++++ Supplied information ++++

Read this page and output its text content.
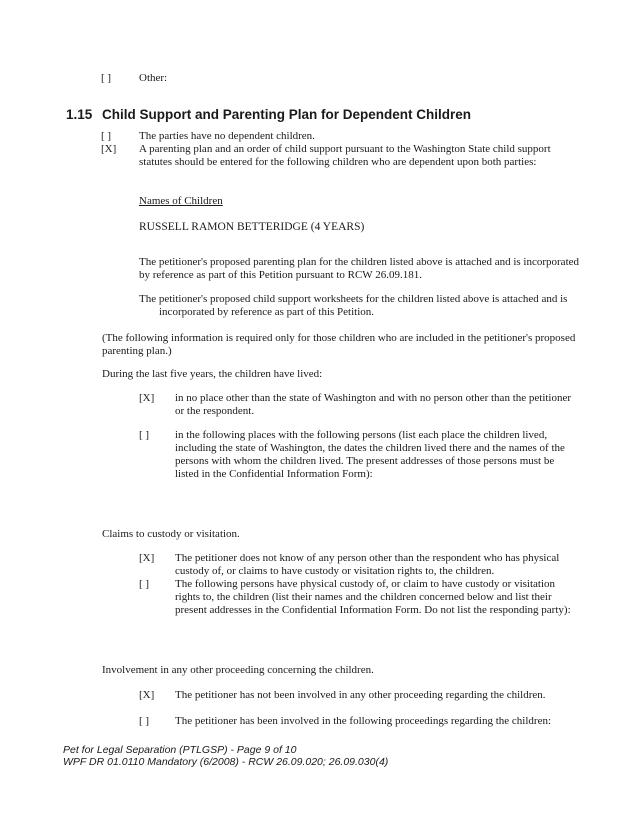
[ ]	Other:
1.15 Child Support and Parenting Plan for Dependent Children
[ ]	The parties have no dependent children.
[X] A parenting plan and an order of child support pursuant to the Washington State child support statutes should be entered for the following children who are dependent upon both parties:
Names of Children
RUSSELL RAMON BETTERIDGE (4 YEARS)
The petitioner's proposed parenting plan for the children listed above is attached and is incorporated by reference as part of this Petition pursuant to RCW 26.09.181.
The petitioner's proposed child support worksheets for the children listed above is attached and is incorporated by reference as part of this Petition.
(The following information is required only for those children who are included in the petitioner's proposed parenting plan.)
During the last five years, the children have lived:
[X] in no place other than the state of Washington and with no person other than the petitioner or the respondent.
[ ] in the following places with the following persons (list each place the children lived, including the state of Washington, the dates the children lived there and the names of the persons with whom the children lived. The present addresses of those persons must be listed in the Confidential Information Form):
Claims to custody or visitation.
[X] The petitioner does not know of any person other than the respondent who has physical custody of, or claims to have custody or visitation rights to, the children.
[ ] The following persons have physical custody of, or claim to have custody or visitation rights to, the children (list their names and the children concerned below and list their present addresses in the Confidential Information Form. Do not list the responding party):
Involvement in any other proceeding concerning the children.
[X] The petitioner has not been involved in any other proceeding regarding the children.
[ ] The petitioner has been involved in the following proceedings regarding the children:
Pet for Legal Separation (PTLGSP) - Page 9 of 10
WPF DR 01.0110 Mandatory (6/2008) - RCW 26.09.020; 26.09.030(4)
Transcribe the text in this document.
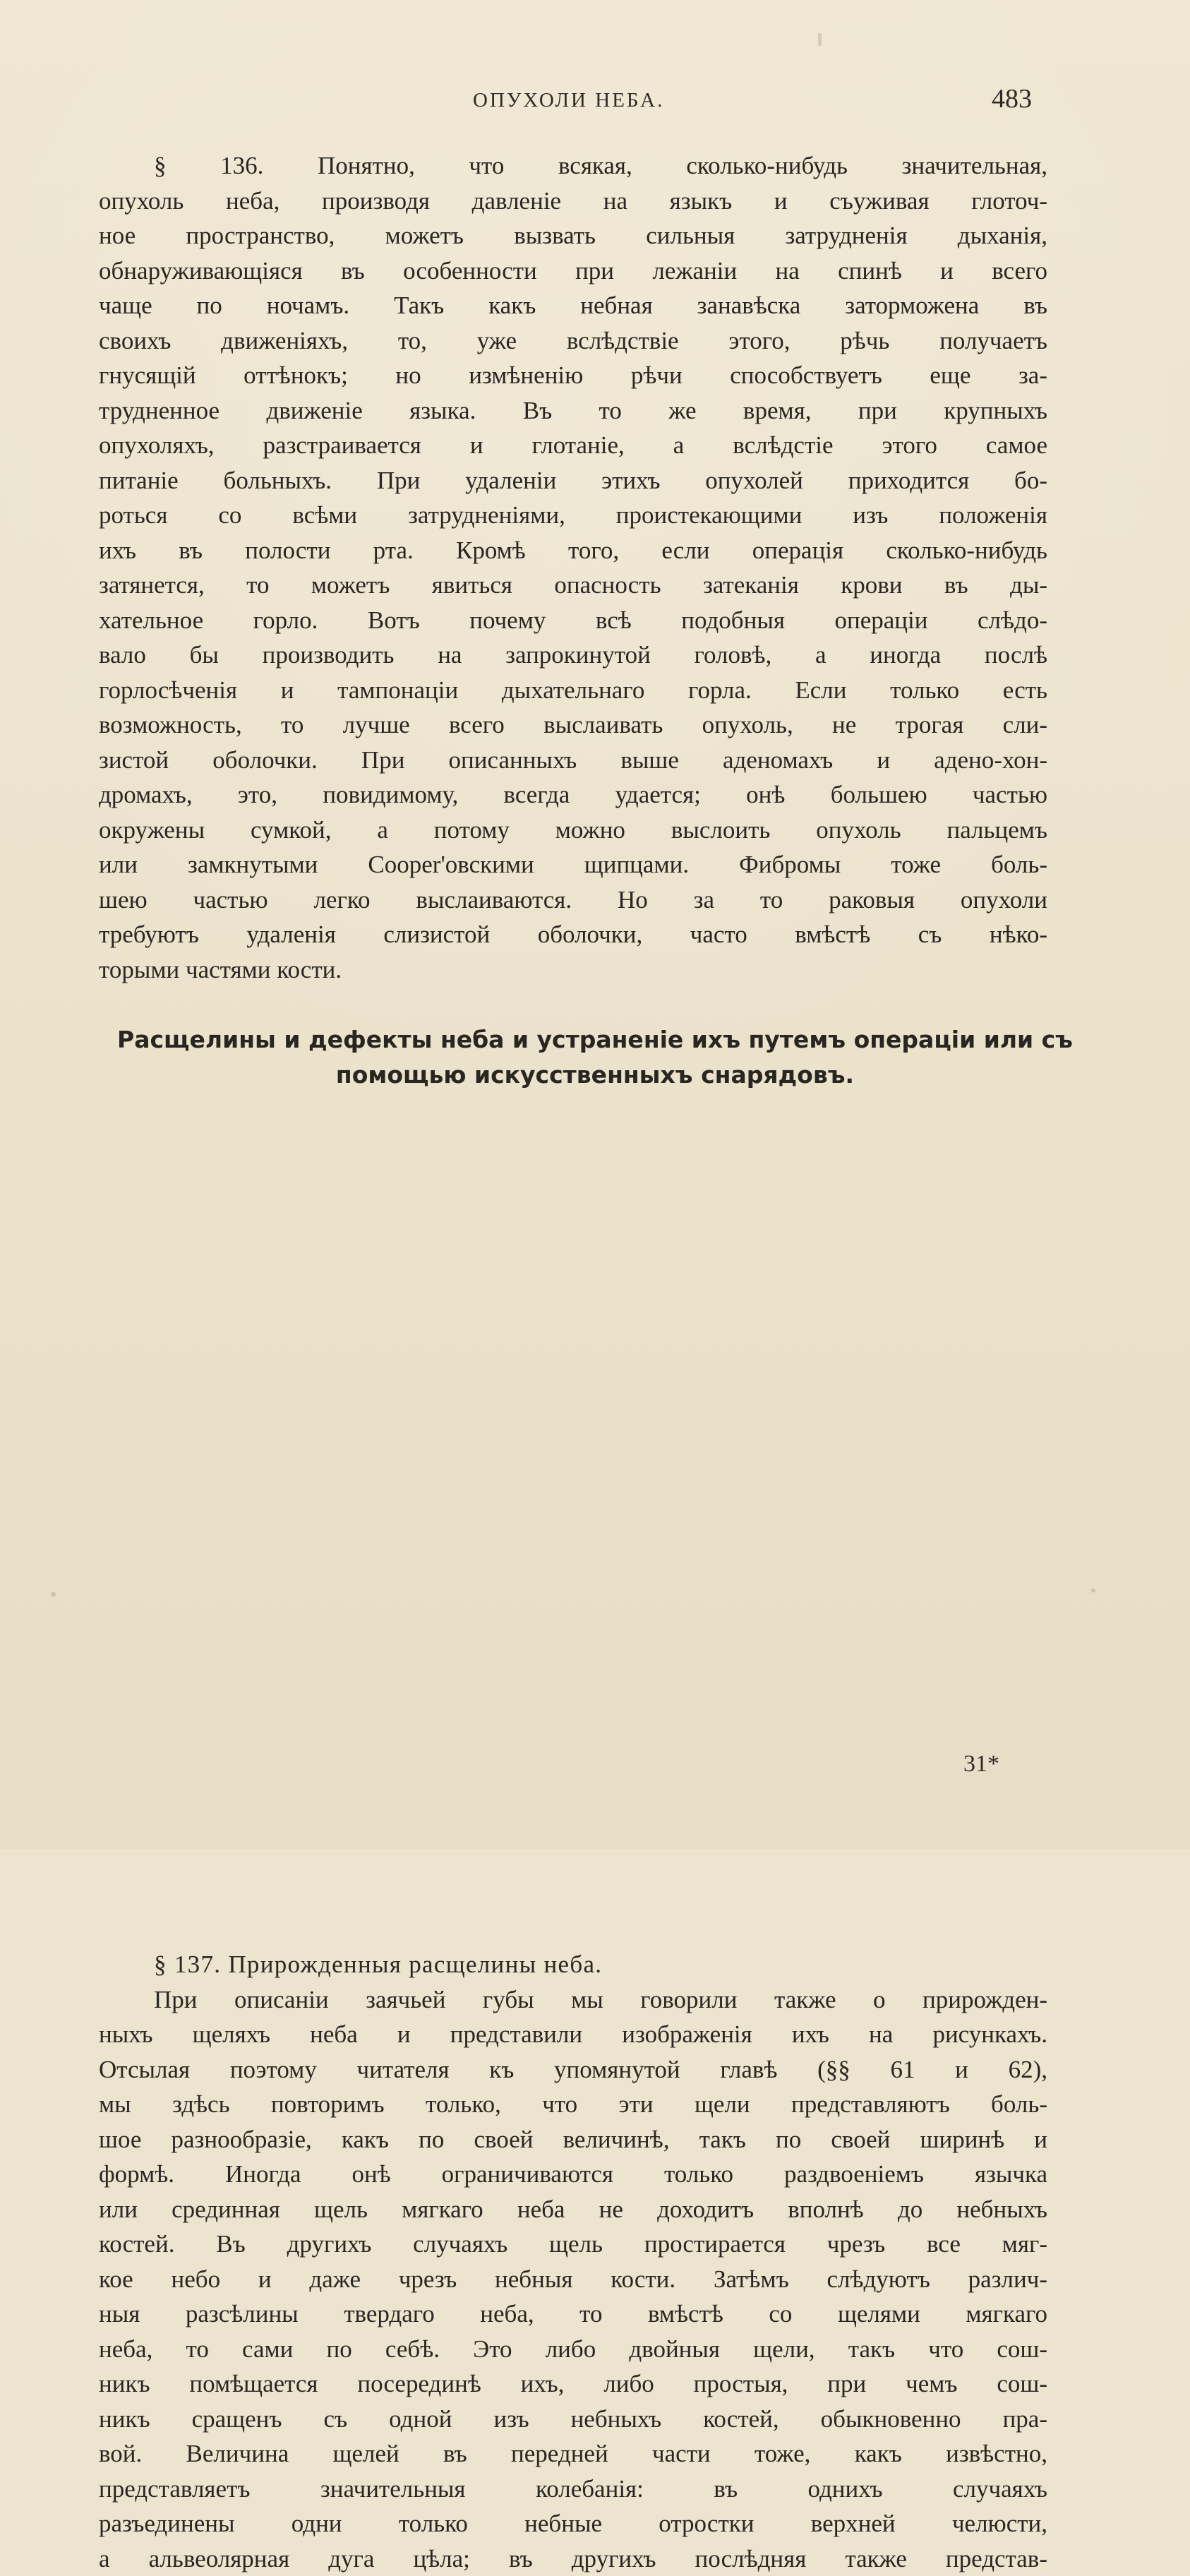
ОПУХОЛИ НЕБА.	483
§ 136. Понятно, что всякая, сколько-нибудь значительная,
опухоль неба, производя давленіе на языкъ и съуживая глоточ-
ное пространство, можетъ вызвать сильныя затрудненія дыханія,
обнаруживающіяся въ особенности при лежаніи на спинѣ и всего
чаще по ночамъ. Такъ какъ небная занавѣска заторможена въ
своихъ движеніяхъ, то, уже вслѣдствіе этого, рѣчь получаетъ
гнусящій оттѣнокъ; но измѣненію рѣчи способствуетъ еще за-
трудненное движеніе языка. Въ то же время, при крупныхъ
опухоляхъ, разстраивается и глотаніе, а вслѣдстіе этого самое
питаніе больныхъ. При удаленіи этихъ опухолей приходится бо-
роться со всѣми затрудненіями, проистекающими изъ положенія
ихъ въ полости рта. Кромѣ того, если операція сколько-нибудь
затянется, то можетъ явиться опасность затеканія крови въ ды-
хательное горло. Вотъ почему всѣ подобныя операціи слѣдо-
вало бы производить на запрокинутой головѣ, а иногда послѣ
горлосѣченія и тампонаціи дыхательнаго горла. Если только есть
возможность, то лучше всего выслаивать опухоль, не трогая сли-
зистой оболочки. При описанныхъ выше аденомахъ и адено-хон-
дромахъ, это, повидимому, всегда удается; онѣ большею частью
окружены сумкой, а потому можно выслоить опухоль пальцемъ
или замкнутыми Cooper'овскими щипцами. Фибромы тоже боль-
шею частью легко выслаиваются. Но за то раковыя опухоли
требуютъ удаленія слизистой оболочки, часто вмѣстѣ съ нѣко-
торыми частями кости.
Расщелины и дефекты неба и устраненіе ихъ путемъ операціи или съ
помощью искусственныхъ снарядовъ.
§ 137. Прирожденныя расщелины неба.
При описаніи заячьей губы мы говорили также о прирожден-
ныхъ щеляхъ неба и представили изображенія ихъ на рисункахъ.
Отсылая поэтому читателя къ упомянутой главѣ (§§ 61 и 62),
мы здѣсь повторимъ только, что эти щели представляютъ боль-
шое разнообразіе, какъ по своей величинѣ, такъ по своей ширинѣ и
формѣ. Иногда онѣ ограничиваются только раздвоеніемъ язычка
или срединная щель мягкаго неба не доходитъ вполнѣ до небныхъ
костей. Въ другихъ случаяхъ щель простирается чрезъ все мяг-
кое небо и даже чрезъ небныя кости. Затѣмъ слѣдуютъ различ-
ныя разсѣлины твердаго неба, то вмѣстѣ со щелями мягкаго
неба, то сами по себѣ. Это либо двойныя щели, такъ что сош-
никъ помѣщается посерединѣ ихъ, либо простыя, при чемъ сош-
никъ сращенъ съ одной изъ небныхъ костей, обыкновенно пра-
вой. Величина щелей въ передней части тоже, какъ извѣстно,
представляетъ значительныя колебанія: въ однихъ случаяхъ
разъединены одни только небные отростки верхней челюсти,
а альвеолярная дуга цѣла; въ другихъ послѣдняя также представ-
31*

++++

## Exercise brief
Leave images out of the retyped records; keep all else exact.

## Exercise response
Read this page and output its text content.
[ ]	Other:
1.15 Child Support and Parenting Plan for Dependent Children
[ ]	The parties have no dependent children.
[X] A parenting plan and an order of child support pursuant to the Washington State child support statutes should be entered for the following children who are dependent upon both parties:
Names of Children
RUSSELL RAMON BETTERIDGE (4 YEARS)
The petitioner's proposed parenting plan for the children listed above is attached and is incorporated by reference as part of this Petition pursuant to RCW 26.09.181.
The petitioner's proposed child support worksheets for the children listed above is attached and is incorporated by reference as part of this Petition.
(The following information is required only for those children who are included in the petitioner's proposed parenting plan.)
During the last five years, the children have lived:
[X] in no place other than the state of Washington and with no person other than the petitioner or the respondent.
[ ] in the following places with the following persons (list each place the children lived, including the state of Washington, the dates the children lived there and the names of the persons with whom the children lived. The present addresses of those persons must be listed in the Confidential Information Form):
Claims to custody or visitation.
[X] The petitioner does not know of any person other than the respondent who has physical custody of, or claims to have custody or visitation rights to, the children.
[ ] The following persons have physical custody of, or claim to have custody or visitation rights to, the children (list their names and the children concerned below and list their present addresses in the Confidential Information Form. Do not list the responding party):
Involvement in any other proceeding concerning the children.
[X] The petitioner has not been involved in any other proceeding regarding the children.
[ ] The petitioner has been involved in the following proceedings regarding the children:
Pet for Legal Separation (PTLGSP) - Page 9 of 10
WPF DR 01.0110 Mandatory (6/2008) - RCW 26.09.020; 26.09.030(4)
Transcribe the text in this document.
ОПУХОЛИ НЕБА.	483
§ 136. Понятно, что всякая, сколько-нибудь значительная,
опухоль неба, производя давленіе на языкъ и съуживая глоточ-
ное пространство, можетъ вызвать сильныя затрудненія дыханія,
обнаруживающіяся въ особенности при лежаніи на спинѣ и всего
чаще по ночамъ. Такъ какъ небная занавѣска заторможена въ
своихъ движеніяхъ, то, уже вслѣдствіе этого, рѣчь получаетъ
гнусящій оттѣнокъ; но измѣненію рѣчи способствуетъ еще за-
трудненное движеніе языка. Въ то же время, при крупныхъ
опухоляхъ, разстраивается и глотаніе, а вслѣдстіе этого самое
питаніе больныхъ. При удаленіи этихъ опухолей приходится бо-
роться со всѣми затрудненіями, проистекающими изъ положенія
ихъ въ полости рта. Кромѣ того, если операція сколько-нибудь
затянется, то можетъ явиться опасность затеканія крови въ ды-
хательное горло. Вотъ почему всѣ подобныя операціи слѣдо-
вало бы производить на запрокинутой головѣ, а иногда послѣ
горлосѣченія и тампонаціи дыхательнаго горла. Если только есть
возможность, то лучше всего выслаивать опухоль, не трогая сли-
зистой оболочки. При описанныхъ выше аденомахъ и адено-хон-
дромахъ, это, повидимому, всегда удается; онѣ большею частью
окружены сумкой, а потому можно выслоить опухоль пальцемъ
или замкнутыми Cooper'овскими щипцами. Фибромы тоже боль-
шею частью легко выслаиваются. Но за то раковыя опухоли
требуютъ удаленія слизистой оболочки, часто вмѣстѣ съ нѣко-
торыми частями кости.
Расщелины и дефекты неба и устраненіе ихъ путемъ операціи или съ
помощью искусственныхъ снарядовъ.
§ 137. Прирожденныя расщелины неба.
При описаніи заячьей губы мы говорили также о прирожден-
ныхъ щеляхъ неба и представили изображенія ихъ на рисункахъ.
Отсылая поэтому читателя къ упомянутой главѣ (§§ 61 и 62),
мы здѣсь повторимъ только, что эти щели представляютъ боль-
шое разнообразіе, какъ по своей величинѣ, такъ по своей ширинѣ и
формѣ. Иногда онѣ ограничиваются только раздвоеніемъ язычка
или срединная щель мягкаго неба не доходитъ вполнѣ до небныхъ
костей. Въ другихъ случаяхъ щель простирается чрезъ все мяг-
кое небо и даже чрезъ небныя кости. Затѣмъ слѣдуютъ различ-
ныя разсѣлины твердаго неба, то вмѣстѣ со щелями мягкаго
неба, то сами по себѣ. Это либо двойныя щели, такъ что сош-
никъ помѣщается посерединѣ ихъ, либо простыя, при чемъ сош-
никъ сращенъ съ одной изъ небныхъ костей, обыкновенно пра-
вой. Величина щелей въ передней части тоже, какъ извѣстно,
представляетъ значительныя колебанія: въ однихъ случаяхъ
разъединены одни только небные отростки верхней челюсти,
а альвеолярная дуга цѣла; въ другихъ послѣдняя также представ-
31*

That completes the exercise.